- **TEXT SEGMENT**:
Domain: Expressions and Equations Standard Code: 5 - inequalities Teacher Name:

See below: Student Handout

Adapted from: Smith, Margaret Schwan, Victoria Bill, and Elizabeth K. Hughes. “Thinking Through a Lesson Protocol: Successfully Implementing High-Level Tasks.”

Mathematics Teaching in the Middle School 14 (October 2008): 132-138.

PART 1: SELECTING AND SETTING UP A MATHEMATICAL TASK
What are your mathematical goals for the lesson? (i.e., what do you want
students to know and understand about mathematics as a result of this lesson?) / Understand solving an equation or inequality as a process of answering a question: which values from a specified set, if any, make the equation or inequality true? Use substitution to determine whether a given number in a specified set makes an equation or inequality true.
·  What are your expectations for students as they work on and complete this task?
·  What resources or tools will students have to use in their work that will give them entry into, and help them reason through, the task?
·  How will the students work—
independently, in small groups, or in pairs—to explore this task?
·  How will students record and report their work? / *Students will answer equation and inequality questions from a set of values to make it true.
*Students will choose from a set of values and use substitution to determine if it is true.
*Possible resources are graph paper, blocks, balance and weights
*Small groups
*Write, use visuals, and present justifications
How will you introduce students to the activity so as to provide access to all
students while maintaining the cognitive demands of the task? / ·  Teacher introduction to what makes a math sentence true, and show mathematical notation with =, <, >, ≥, ≤, ≠
·  Show manipulatives you want students to have access to
PART 2: SUPPORTING STUDENTS’ EXPLORATION OF THE TASK
As students work independently or in small groups, what questions will you ask to—
· help a group get started or make progress on the task?

- **SUPPLIED MATERIAL**:
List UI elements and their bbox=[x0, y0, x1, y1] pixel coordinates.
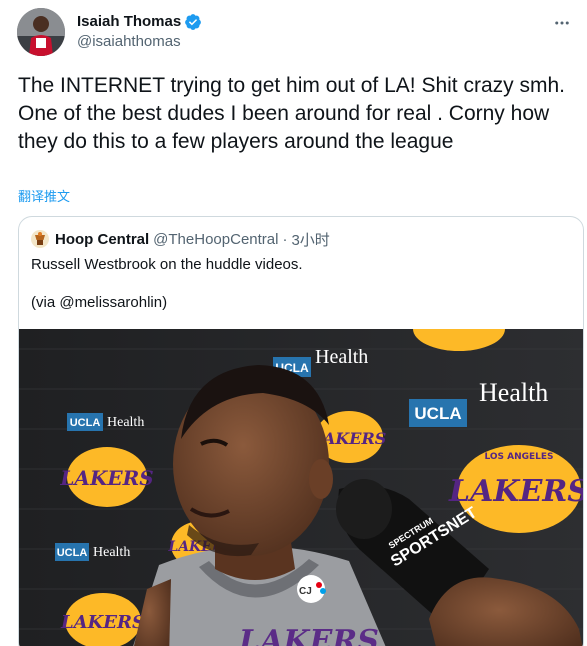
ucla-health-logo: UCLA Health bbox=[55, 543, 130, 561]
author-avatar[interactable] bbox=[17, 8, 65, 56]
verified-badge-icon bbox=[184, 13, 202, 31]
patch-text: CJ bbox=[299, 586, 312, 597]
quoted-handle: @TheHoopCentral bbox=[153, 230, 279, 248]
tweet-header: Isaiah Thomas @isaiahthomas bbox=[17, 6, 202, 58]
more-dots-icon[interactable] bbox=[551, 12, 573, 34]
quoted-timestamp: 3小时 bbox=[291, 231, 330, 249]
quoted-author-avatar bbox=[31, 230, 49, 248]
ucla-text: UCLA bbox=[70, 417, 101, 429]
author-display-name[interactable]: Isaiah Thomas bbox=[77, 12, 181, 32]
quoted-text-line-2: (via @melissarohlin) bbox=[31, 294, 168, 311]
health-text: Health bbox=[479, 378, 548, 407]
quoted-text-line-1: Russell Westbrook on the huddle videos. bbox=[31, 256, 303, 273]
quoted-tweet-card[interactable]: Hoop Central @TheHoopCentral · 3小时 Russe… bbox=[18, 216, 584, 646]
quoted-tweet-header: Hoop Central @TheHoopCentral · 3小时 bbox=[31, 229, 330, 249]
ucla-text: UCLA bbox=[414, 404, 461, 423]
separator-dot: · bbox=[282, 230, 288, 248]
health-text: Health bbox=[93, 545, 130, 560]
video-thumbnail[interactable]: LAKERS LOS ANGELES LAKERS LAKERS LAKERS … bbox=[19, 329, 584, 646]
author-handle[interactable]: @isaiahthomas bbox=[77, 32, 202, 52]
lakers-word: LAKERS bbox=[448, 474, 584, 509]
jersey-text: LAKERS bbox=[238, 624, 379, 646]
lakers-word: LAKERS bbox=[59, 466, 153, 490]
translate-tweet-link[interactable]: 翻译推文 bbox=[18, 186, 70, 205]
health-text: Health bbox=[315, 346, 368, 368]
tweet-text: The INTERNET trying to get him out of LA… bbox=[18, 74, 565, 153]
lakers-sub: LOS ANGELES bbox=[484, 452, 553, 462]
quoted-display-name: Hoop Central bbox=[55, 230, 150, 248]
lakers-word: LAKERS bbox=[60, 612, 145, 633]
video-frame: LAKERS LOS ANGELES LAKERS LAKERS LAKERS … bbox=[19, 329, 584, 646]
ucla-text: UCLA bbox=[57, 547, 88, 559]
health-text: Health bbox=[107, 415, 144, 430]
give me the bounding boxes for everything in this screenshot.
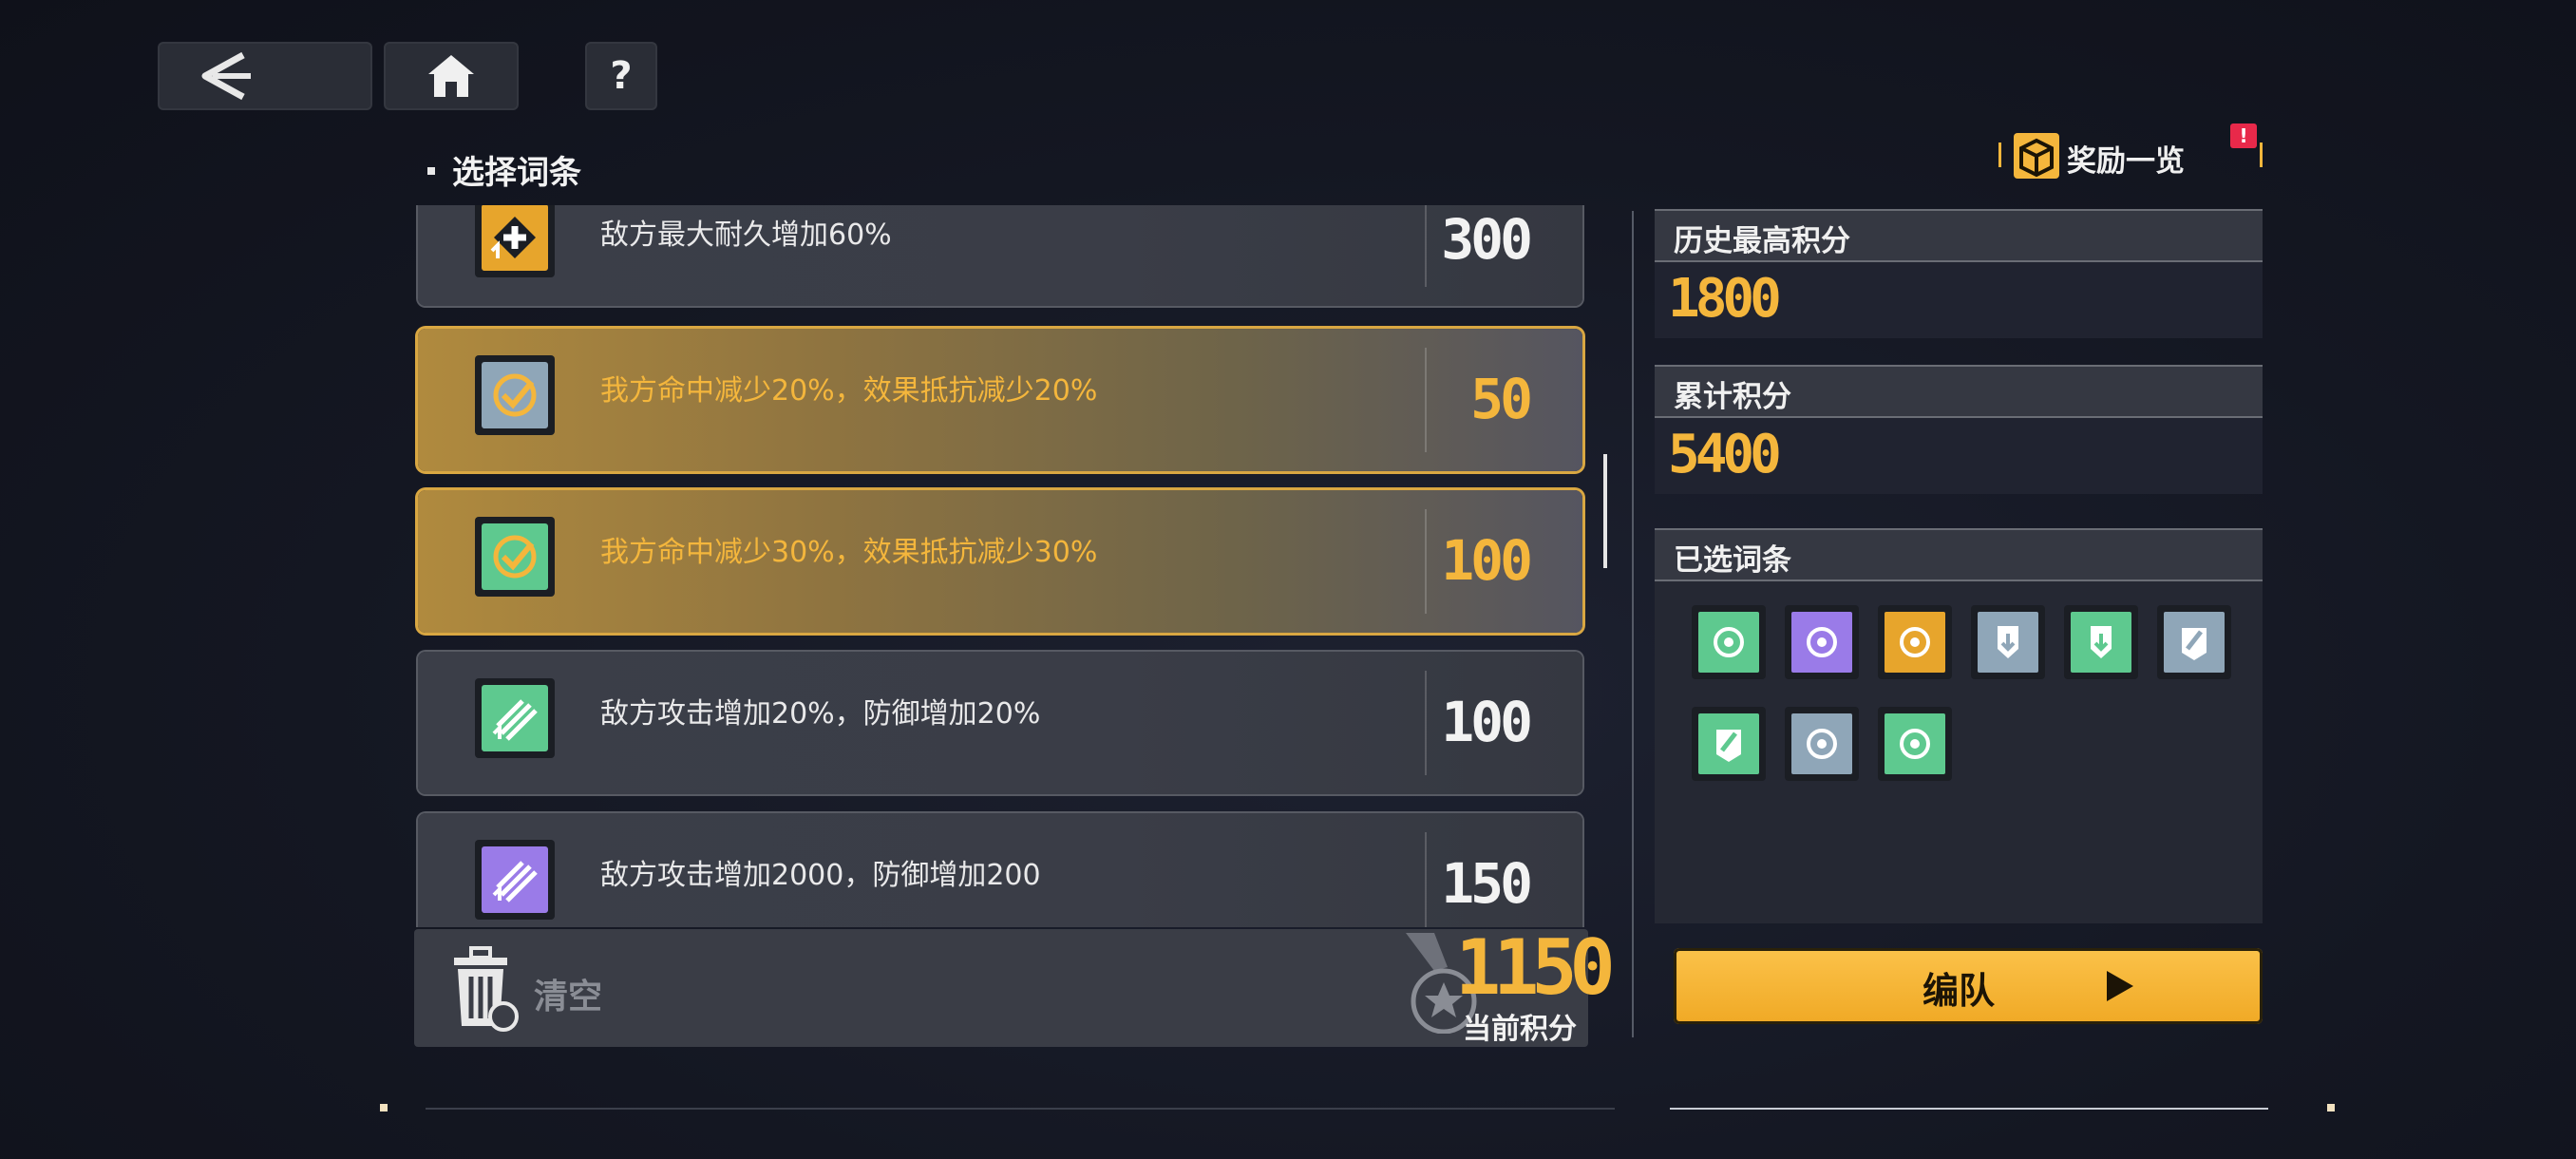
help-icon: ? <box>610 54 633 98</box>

- **TO-DO LIST**:
1. Revise the inequalities lesson plan from "See below: Student" through "complete this task?", replacing "substitution" with "replacement".
2. Decide whether each statement agrees with the inequalities lesson plan. Answer yes or no, and quote the words of the plan that decide it.
(a) Students will explore the task in small groups.
(b) The article the plan is adapted from was published in 2010.
(c) Graph paper is named as a possible resource.
3. Continue the inequalities lesson plan from the point where it stops.
The listing is separate from the lesson plan and unrelated to it.

- **WRITTEN ANSWERS**:
1.
See below: Student Handout

Adapted from: Smith, Margaret Schwan, Victoria Bill, and Elizabeth K. Hughes. “Thinking Through a Lesson Protocol: Successfully Implementing High-Level Tasks.”

Mathematics Teaching in the Middle School 14 (October 2008): 132-138.

PART 1: SELECTING AND SETTING UP A MATHEMATICAL TASK
What are your mathematical goals for the lesson? (i.e., what do you want
students to know and understand about mathematics as a result of this lesson?) / Understand solving an equation or inequality as a process of answering a question: which values from a specified set, if any, make the equation or inequality true? Use replacement to determine whether a given number in a specified set makes an equation or inequality true.
·  What are your expectations for students as they work on and complete this task?

2.
(a) Yes: "*Small groups"
(b) No: "(October 2008)"
(c) Yes: "*Possible resources are graph paper, blocks, balance and weights"

3.
· focus students’ thinking on the
key mathematical ideas in the task?
· assess students’ understanding of
key mathematical ideas, problem- solving strategies, or the representations?
· advance students’ understanding
of the mathematical ideas? / ·  What are you going to do/use to solve that?
·  What do you know?
·  What do you need to find out?
·  How are you going to show that?
·  What was the process you used to come to your conclusion?
·  What were some of the problems you found? How did you get around that?
·  How could you use this to solve real life problems? Add another variable to the scale.
How will you ensure that students remain engaged in the task?
· What assistance will you give or what questions will you ask a
student (or group) who becomes
quickly frustrated and requests more direction and guidance is
solving the task?
· What will you do if a student (or group) finishes the task almost
immediately? How will you
extend the task so as to provide additional challenge? / ·  Roaming and interaction.
·  Have them come up with their own ideas for the party recipes—pizza, cookies….. show the possible algorithms and justify their answers.
PART 3: SHARING AND DISCUSSING THE TASK
How will you orchestrate the class discussion so that you accomplish your mathematical goals?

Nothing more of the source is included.